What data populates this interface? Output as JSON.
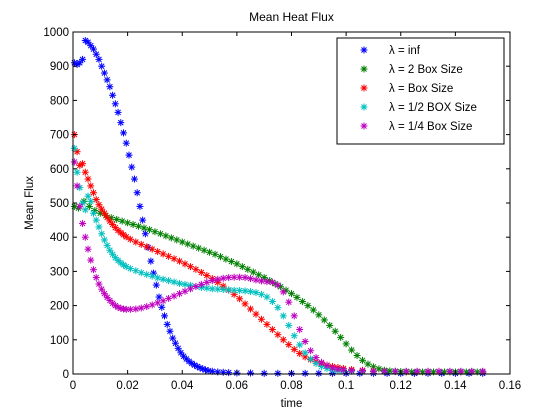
{
  "chart_data": {
    "type": "scatter",
    "title": "Mean Heat Flux",
    "xlabel": "time",
    "ylabel": "Mean Flux",
    "xlim": [
      0,
      0.16
    ],
    "ylim": [
      0,
      1000
    ],
    "xticks": [
      0,
      0.02,
      0.04,
      0.06,
      0.08,
      0.1,
      0.12,
      0.14,
      0.16
    ],
    "xtick_labels": [
      "0",
      "0.02",
      "0.04",
      "0.06",
      "0.08",
      "0.1",
      "0.12",
      "0.14",
      "0.16"
    ],
    "yticks": [
      0,
      100,
      200,
      300,
      400,
      500,
      600,
      700,
      800,
      900,
      1000
    ],
    "ytick_labels": [
      "0",
      "100",
      "200",
      "300",
      "400",
      "500",
      "600",
      "700",
      "800",
      "900",
      "1000"
    ],
    "grid": false,
    "legend_position": "top-right",
    "marker": "*",
    "series": [
      {
        "name": "λ = inf",
        "color": "#0000ff",
        "x": [
          0.0005,
          0.0015,
          0.0025,
          0.0035,
          0.0045,
          0.0055,
          0.0065,
          0.0075,
          0.0085,
          0.0095,
          0.0105,
          0.0115,
          0.0125,
          0.0135,
          0.0145,
          0.0155,
          0.0165,
          0.0175,
          0.0185,
          0.0195,
          0.0205,
          0.0215,
          0.0225,
          0.0235,
          0.0245,
          0.0255,
          0.0265,
          0.0275,
          0.0285,
          0.0295,
          0.0305,
          0.0315,
          0.0325,
          0.0335,
          0.0345,
          0.0355,
          0.0365,
          0.0375,
          0.0385,
          0.0395,
          0.0405,
          0.0415,
          0.0425,
          0.0435,
          0.0445,
          0.0455,
          0.0465,
          0.0475,
          0.0485,
          0.0495,
          0.051,
          0.053,
          0.055,
          0.057,
          0.06,
          0.065,
          0.07,
          0.075,
          0.08,
          0.085,
          0.09,
          0.095,
          0.1,
          0.105,
          0.11,
          0.115,
          0.12,
          0.125,
          0.13,
          0.135,
          0.14,
          0.145,
          0.15
        ],
        "y": [
          910,
          905,
          910,
          920,
          975,
          970,
          960,
          950,
          935,
          920,
          900,
          880,
          860,
          840,
          815,
          790,
          765,
          735,
          705,
          675,
          640,
          605,
          570,
          530,
          490,
          450,
          410,
          370,
          330,
          295,
          260,
          225,
          195,
          170,
          145,
          125,
          105,
          90,
          75,
          62,
          52,
          44,
          37,
          31,
          26,
          22,
          18,
          15,
          12,
          10,
          8,
          6,
          5,
          4,
          3,
          3,
          2,
          2,
          2,
          2,
          2,
          2,
          2,
          2,
          2,
          2,
          2,
          2,
          2,
          2,
          2,
          2,
          2
        ]
      },
      {
        "name": "λ = 2 Box Size",
        "color": "#008000",
        "x": [
          0.0005,
          0.002,
          0.004,
          0.006,
          0.008,
          0.01,
          0.012,
          0.014,
          0.016,
          0.018,
          0.02,
          0.022,
          0.024,
          0.026,
          0.028,
          0.03,
          0.032,
          0.034,
          0.036,
          0.038,
          0.04,
          0.042,
          0.044,
          0.046,
          0.048,
          0.05,
          0.052,
          0.054,
          0.056,
          0.058,
          0.06,
          0.062,
          0.064,
          0.066,
          0.068,
          0.07,
          0.072,
          0.074,
          0.076,
          0.078,
          0.08,
          0.082,
          0.084,
          0.086,
          0.088,
          0.09,
          0.092,
          0.094,
          0.096,
          0.098,
          0.1,
          0.102,
          0.104,
          0.106,
          0.108,
          0.11,
          0.112,
          0.114,
          0.116,
          0.118,
          0.12,
          0.122,
          0.124,
          0.126,
          0.128,
          0.13,
          0.132,
          0.134,
          0.136,
          0.138,
          0.14,
          0.142,
          0.144,
          0.146,
          0.148,
          0.15
        ],
        "y": [
          490,
          485,
          505,
          490,
          478,
          470,
          463,
          457,
          452,
          447,
          442,
          437,
          432,
          427,
          422,
          416,
          410,
          404,
          398,
          392,
          386,
          380,
          374,
          368,
          362,
          356,
          350,
          343,
          336,
          329,
          322,
          314,
          306,
          298,
          290,
          282,
          273,
          264,
          255,
          245,
          235,
          224,
          212,
          200,
          187,
          173,
          158,
          142,
          125,
          107,
          88,
          70,
          54,
          40,
          29,
          21,
          15,
          11,
          9,
          8,
          7,
          6,
          6,
          6,
          6,
          6,
          6,
          6,
          6,
          6,
          6,
          6,
          6,
          6,
          6,
          6
        ]
      },
      {
        "name": "λ = Box Size",
        "color": "#ff0000",
        "x": [
          0.0005,
          0.0015,
          0.0025,
          0.0035,
          0.0045,
          0.0055,
          0.0065,
          0.0075,
          0.0085,
          0.0095,
          0.0105,
          0.0115,
          0.0125,
          0.0135,
          0.0145,
          0.0155,
          0.0165,
          0.0175,
          0.0185,
          0.0195,
          0.021,
          0.023,
          0.025,
          0.027,
          0.029,
          0.031,
          0.033,
          0.035,
          0.037,
          0.039,
          0.041,
          0.043,
          0.045,
          0.047,
          0.049,
          0.051,
          0.053,
          0.055,
          0.057,
          0.059,
          0.061,
          0.063,
          0.065,
          0.067,
          0.069,
          0.071,
          0.073,
          0.075,
          0.077,
          0.079,
          0.081,
          0.083,
          0.085,
          0.087,
          0.089,
          0.091,
          0.093,
          0.095,
          0.097,
          0.099,
          0.102,
          0.106,
          0.11,
          0.114,
          0.118,
          0.122,
          0.126,
          0.13,
          0.134,
          0.138,
          0.142,
          0.146,
          0.15
        ],
        "y": [
          700,
          650,
          610,
          615,
          590,
          570,
          550,
          530,
          510,
          495,
          482,
          470,
          458,
          447,
          437,
          428,
          420,
          413,
          407,
          401,
          394,
          386,
          379,
          372,
          365,
          358,
          351,
          344,
          337,
          330,
          322,
          314,
          306,
          297,
          288,
          279,
          268,
          257,
          245,
          233,
          220,
          205,
          190,
          175,
          160,
          145,
          130,
          115,
          100,
          86,
          72,
          60,
          50,
          42,
          36,
          30,
          26,
          22,
          19,
          16,
          13,
          11,
          9,
          8,
          7,
          6,
          6,
          6,
          6,
          6,
          6,
          6,
          6
        ]
      },
      {
        "name": "λ = 1/2 BOX Size",
        "color": "#00bfbf",
        "x": [
          0.0005,
          0.0015,
          0.0025,
          0.0035,
          0.0045,
          0.0055,
          0.0065,
          0.0075,
          0.0085,
          0.0095,
          0.0105,
          0.0115,
          0.0125,
          0.0135,
          0.0145,
          0.0155,
          0.0165,
          0.0175,
          0.0185,
          0.0195,
          0.021,
          0.023,
          0.025,
          0.027,
          0.029,
          0.031,
          0.033,
          0.035,
          0.037,
          0.039,
          0.041,
          0.043,
          0.045,
          0.047,
          0.049,
          0.051,
          0.053,
          0.055,
          0.057,
          0.059,
          0.061,
          0.063,
          0.065,
          0.067,
          0.069,
          0.071,
          0.073,
          0.075,
          0.077,
          0.079,
          0.081,
          0.083,
          0.085,
          0.087,
          0.089,
          0.091,
          0.093,
          0.095,
          0.097,
          0.099,
          0.102,
          0.106,
          0.11,
          0.114,
          0.118,
          0.122,
          0.126,
          0.13,
          0.134,
          0.138,
          0.142,
          0.146,
          0.15
        ],
        "y": [
          660,
          590,
          545,
          500,
          480,
          520,
          505,
          470,
          450,
          430,
          410,
          392,
          376,
          362,
          350,
          340,
          332,
          325,
          319,
          314,
          308,
          302,
          296,
          291,
          286,
          281,
          277,
          273,
          269,
          265,
          262,
          259,
          256,
          253,
          251,
          249,
          248,
          247,
          246,
          245,
          244,
          243,
          241,
          238,
          233,
          225,
          212,
          194,
          170,
          142,
          112,
          85,
          62,
          44,
          31,
          22,
          16,
          12,
          10,
          9,
          8,
          7,
          7,
          7,
          7,
          7,
          7,
          7,
          7,
          7,
          7,
          7,
          7
        ]
      },
      {
        "name": "λ = 1/4 Box Size",
        "color": "#bf00bf",
        "x": [
          0.0005,
          0.0015,
          0.0025,
          0.0035,
          0.0045,
          0.0055,
          0.0065,
          0.0075,
          0.0085,
          0.0095,
          0.0105,
          0.0115,
          0.0125,
          0.0135,
          0.0145,
          0.0155,
          0.0165,
          0.0175,
          0.0185,
          0.0195,
          0.021,
          0.023,
          0.025,
          0.027,
          0.029,
          0.031,
          0.033,
          0.035,
          0.037,
          0.039,
          0.041,
          0.043,
          0.045,
          0.047,
          0.049,
          0.051,
          0.053,
          0.055,
          0.057,
          0.059,
          0.061,
          0.063,
          0.065,
          0.067,
          0.069,
          0.071,
          0.073,
          0.075,
          0.077,
          0.079,
          0.081,
          0.083,
          0.085,
          0.087,
          0.089,
          0.091,
          0.093,
          0.095,
          0.097,
          0.099,
          0.102,
          0.106,
          0.11,
          0.114,
          0.118,
          0.122,
          0.126,
          0.13,
          0.134,
          0.138,
          0.142,
          0.146,
          0.15
        ],
        "y": [
          620,
          550,
          490,
          440,
          400,
          365,
          333,
          305,
          282,
          263,
          248,
          235,
          224,
          215,
          207,
          200,
          195,
          192,
          190,
          189,
          189,
          190,
          193,
          197,
          202,
          208,
          214,
          221,
          228,
          235,
          242,
          249,
          256,
          262,
          268,
          273,
          277,
          280,
          282,
          283,
          283,
          282,
          279,
          275,
          272,
          270,
          268,
          260,
          240,
          210,
          170,
          130,
          95,
          68,
          48,
          34,
          25,
          18,
          14,
          12,
          10,
          9,
          8,
          8,
          8,
          8,
          8,
          8,
          8,
          8,
          8,
          8,
          8
        ]
      }
    ]
  }
}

********

■ The exercise:
Report the number of lines in the entries above that include the word "color" and add nothing to it.

■ Solution to the exercise:
5